Instruction:
Collect every line of the records below that contains the word "Displays".

— start Data shown —

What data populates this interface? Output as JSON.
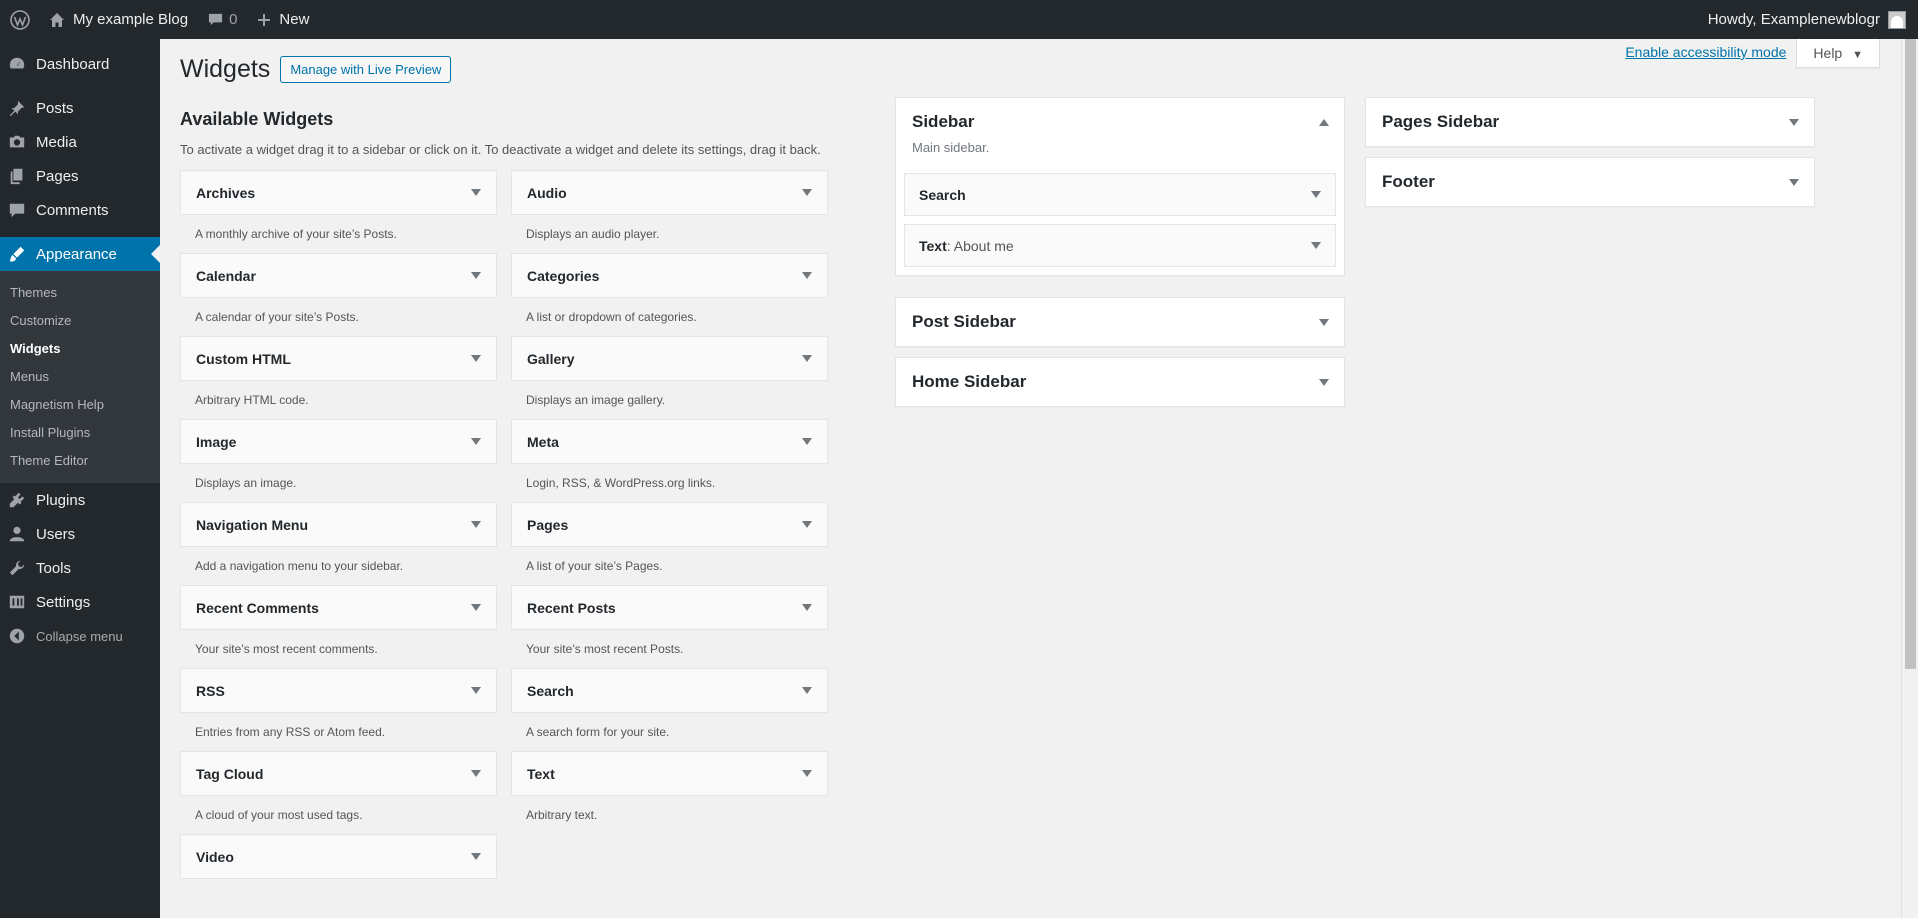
{
  "adminbar": {
    "site_name": "My example Blog",
    "comments_count": "0",
    "new_label": "New",
    "howdy": "Howdy, Examplenewblogr"
  },
  "sidebar": {
    "items": [
      {
        "label": "Dashboard"
      },
      {
        "label": "Posts"
      },
      {
        "label": "Media"
      },
      {
        "label": "Pages"
      },
      {
        "label": "Comments"
      },
      {
        "label": "Appearance"
      },
      {
        "label": "Plugins"
      },
      {
        "label": "Users"
      },
      {
        "label": "Tools"
      },
      {
        "label": "Settings"
      }
    ],
    "submenu": [
      "Themes",
      "Customize",
      "Widgets",
      "Menus",
      "Magnetism Help",
      "Install Plugins",
      "Theme Editor"
    ],
    "collapse": "Collapse menu"
  },
  "header": {
    "title": "Widgets",
    "live_preview": "Manage with Live Preview",
    "accessibility": "Enable accessibility mode",
    "help": "Help"
  },
  "available": {
    "title": "Available Widgets",
    "description": "To activate a widget drag it to a sidebar or click on it. To deactivate a widget and delete its settings, drag it back.",
    "widgets": [
      {
        "name": "Archives",
        "desc": "A monthly archive of your site’s Posts."
      },
      {
        "name": "Audio",
        "desc": "Displays an audio player."
      },
      {
        "name": "Calendar",
        "desc": "A calendar of your site’s Posts."
      },
      {
        "name": "Categories",
        "desc": "A list or dropdown of categories."
      },
      {
        "name": "Custom HTML",
        "desc": "Arbitrary HTML code."
      },
      {
        "name": "Gallery",
        "desc": "Displays an image gallery."
      },
      {
        "name": "Image",
        "desc": "Displays an image."
      },
      {
        "name": "Meta",
        "desc": "Login, RSS, & WordPress.org links."
      },
      {
        "name": "Navigation Menu",
        "desc": "Add a navigation menu to your sidebar."
      },
      {
        "name": "Pages",
        "desc": "A list of your site’s Pages."
      },
      {
        "name": "Recent Comments",
        "desc": "Your site’s most recent comments."
      },
      {
        "name": "Recent Posts",
        "desc": "Your site’s most recent Posts."
      },
      {
        "name": "RSS",
        "desc": "Entries from any RSS or Atom feed."
      },
      {
        "name": "Search",
        "desc": "A search form for your site."
      },
      {
        "name": "Tag Cloud",
        "desc": "A cloud of your most used tags."
      },
      {
        "name": "Text",
        "desc": "Arbitrary text."
      },
      {
        "name": "Video",
        "desc": ""
      }
    ]
  },
  "areas": {
    "sidebar": {
      "title": "Sidebar",
      "desc": "Main sidebar.",
      "widgets": [
        {
          "name": "Search",
          "sub": ""
        },
        {
          "name": "Text",
          "sub": ": About me"
        }
      ]
    },
    "post_sidebar": {
      "title": "Post Sidebar"
    },
    "home_sidebar": {
      "title": "Home Sidebar"
    },
    "pages_sidebar": {
      "title": "Pages Sidebar"
    },
    "footer": {
      "title": "Footer"
    }
  }
}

— end Data shown —

Answer to the problem:
        "desc": "Displays an audio player."
        "desc": "Displays an image gallery."
        "desc": "Displays an image."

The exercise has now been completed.